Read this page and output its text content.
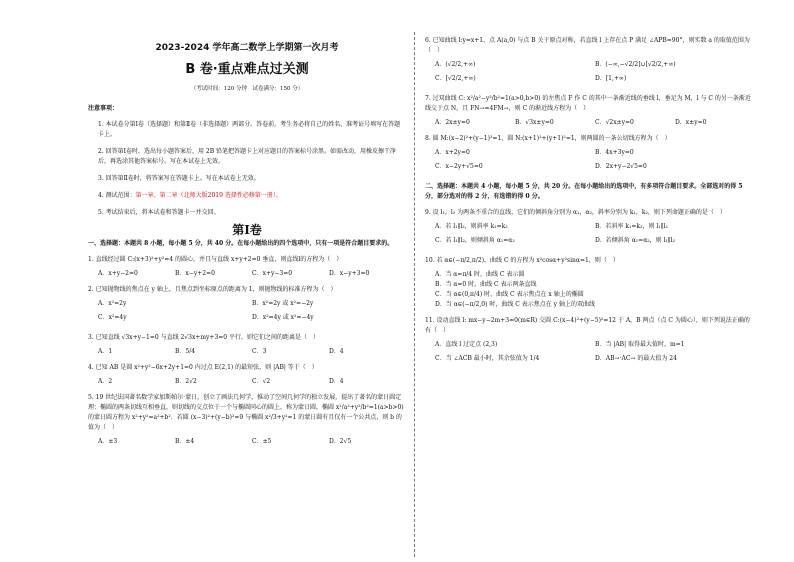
2023-2024 学年高二数学上学期第一次月考
B 卷·重点难点过关测
（考试时间：120 分钟　试卷满分：150 分）
注意事项：
1. 本试卷分第Ⅰ卷（选择题）和第Ⅱ卷（非选择题）两部分。答卷前，考生务必将自己的姓名、准考证号填写在答题卡上。
2. 回答第Ⅰ卷时，选出每小题答案后，用 2B 铅笔把答题卡上对应题目的答案标号涂黑。如需改动，用橡皮擦干净后，再选涂其他答案标号。写在本试卷上无效。
3. 回答第Ⅱ卷时，将答案写在答题卡上。写在本试卷上无效。
4. 测试范围：第一章、第二章（北师大版2019 选择性必修第一册）。
5. 考试结束后，将本试卷和答题卡一并交回。
第Ⅰ卷
一、选择题：本题共 8 小题，每小题 5 分，共 40 分。在每小题给出的四个选项中，只有一项是符合题目要求的。
1. 直线经过圆 C:(x+3)²+y²=4 的圆心，并且与直线 x+y+2=0 垂直，则直线l的方程为（　）
A．x+y−2=0	B．x−y+2=0	C．x+y−3=0	D．x−y+3=0
2. 已知抛物线的焦点在 y 轴上，且焦点到坐标原点的距离为 1，则抛物线的标准方程为（　）
A．x²=2y	B．x²=2y 或 x²=−2y
C．x²=4y	D．x²=4y 或 x²=−4y
3. 已知直线 √3x+y−1=0 与直线 2√3x+my+3=0 平行，则它们之间的距离是（　）
A．1	B．5/4	C．3	D．4
4. 已知 AB 是圆 x²+y²−6x+2y+1=0 内过点 E(2,1) 的最短弦，则 |AB| 等于（　）
A．2	B．2√2	C．√2	D．4
5. 19 世纪法国著名数学家加斯帕尔·蒙日，创立了画法几何学，推动了空间几何学的独立发展，提出了著名的蒙日圆定理：椭圆的两条切线互相垂直，则切线的交点位于一个与椭圆同心的圆上，称为蒙日圆，椭圆 x²/a²+y²/b²=1(a>b>0) 的蒙日圆方程为 x²+y²=a²+b²．若圆 (x−3)²+(y−b)²=9 与椭圆 x²/3+y²=1 的蒙日圆有且仅有一个公共点，则 b 的值为（　）
A．±3	B．±4	C．±5	D．2√5
6. 已知曲线 l:y=x+1，点 A(a,0) 与点 B 关于原点对称，若直线 l 上存在点 P 满足 ∠APB=90°，则实数 a 的取值范围为（　）
A．(√2/2,+∞)	B．(−∞,−√2/2]∪[√2/2,+∞)
C．[√2/2,+∞)	D．[1,+∞)
7. 过双曲线 C: x²/a²−y²/b²=1(a>0,b>0) 的左焦点 F 作 C 的其中一条渐近线的垂线 l，垂足为 M，l 与 C 的另一条渐近线交于点 N，且 FN→=4FM→，则 C 的渐近线方程为（　）
A．2x±y=0	B．√3x±y=0	C．√2x±y=0	D．x±y=0
8. 圆 M:(x−2)²+(y−1)²=1，圆 N:(x+1)²+(y+1)²=1，则两圆的一条公切线方程为（　）
A．x+2y=0	B．4x+3y=0
C．x−2y+√5=0	D．2x+y−2√5=0
二、选择题：本题共 4 小题，每小题 5 分，共 20 分。在每小题给出的选项中，有多项符合题目要求。全部选对的得 5 分，部分选对的得 2 分，有选错的得 0 分。
9. 设 l₁，l₂ 为两条不重合的直线，它们的倾斜角分别为 α₁，α₂，斜率分别为 k₁，k₂，则下列命题正确的是（　）
A．若 l₁∥l₂，则斜率 k₁=k₂	B．若斜率 k₁=k₂，则 l₁∥l₂
C．若 l₁∥l₂，则倾斜角 α₁=α₂	D．若倾斜角 α₁=α₂，则 l₁∥l₂
10. 若 α∈(−π/2,π/2)，曲线 C 的方程为 x²cosα+y²sinα=1，则（　）
A．当 α=π/4 时，曲线 C 表示圆
B．当 α=0 时，曲线 C 表示两条直线
C．当 α∈(0,π/4) 时，曲线 C 表示焦点在 x 轴上的椭圆
D．当 α∈(−π/2,0) 时，曲线 C 表示焦点在 y 轴上的双曲线
11. 设动直线 l: mx−y−2m+3=0(m∈R) 交圆 C:(x−4)²+(y−5)²=12 于 A，B 两点（点 C 为圆心），则下列说法正确的有（　）
A．直线 l 过定点 (2,3)	B．当 |AB| 取得最大值时，m=1
C．当 ∠ACB 最小时，其余弦值为 1/4	D．AB→·AC→ 的最大值为 24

▶ WORK TO BE COMPLETED
Filter the data for the string "表示焦点在" and copy every line that has it.

▶ SOLUTION FOR THIS TASK
C．当 α∈(0,π/4) 时，曲线 C 表示焦点在 x 轴上的椭圆
D．当 α∈(−π/2,0) 时，曲线 C 表示焦点在 y 轴上的双曲线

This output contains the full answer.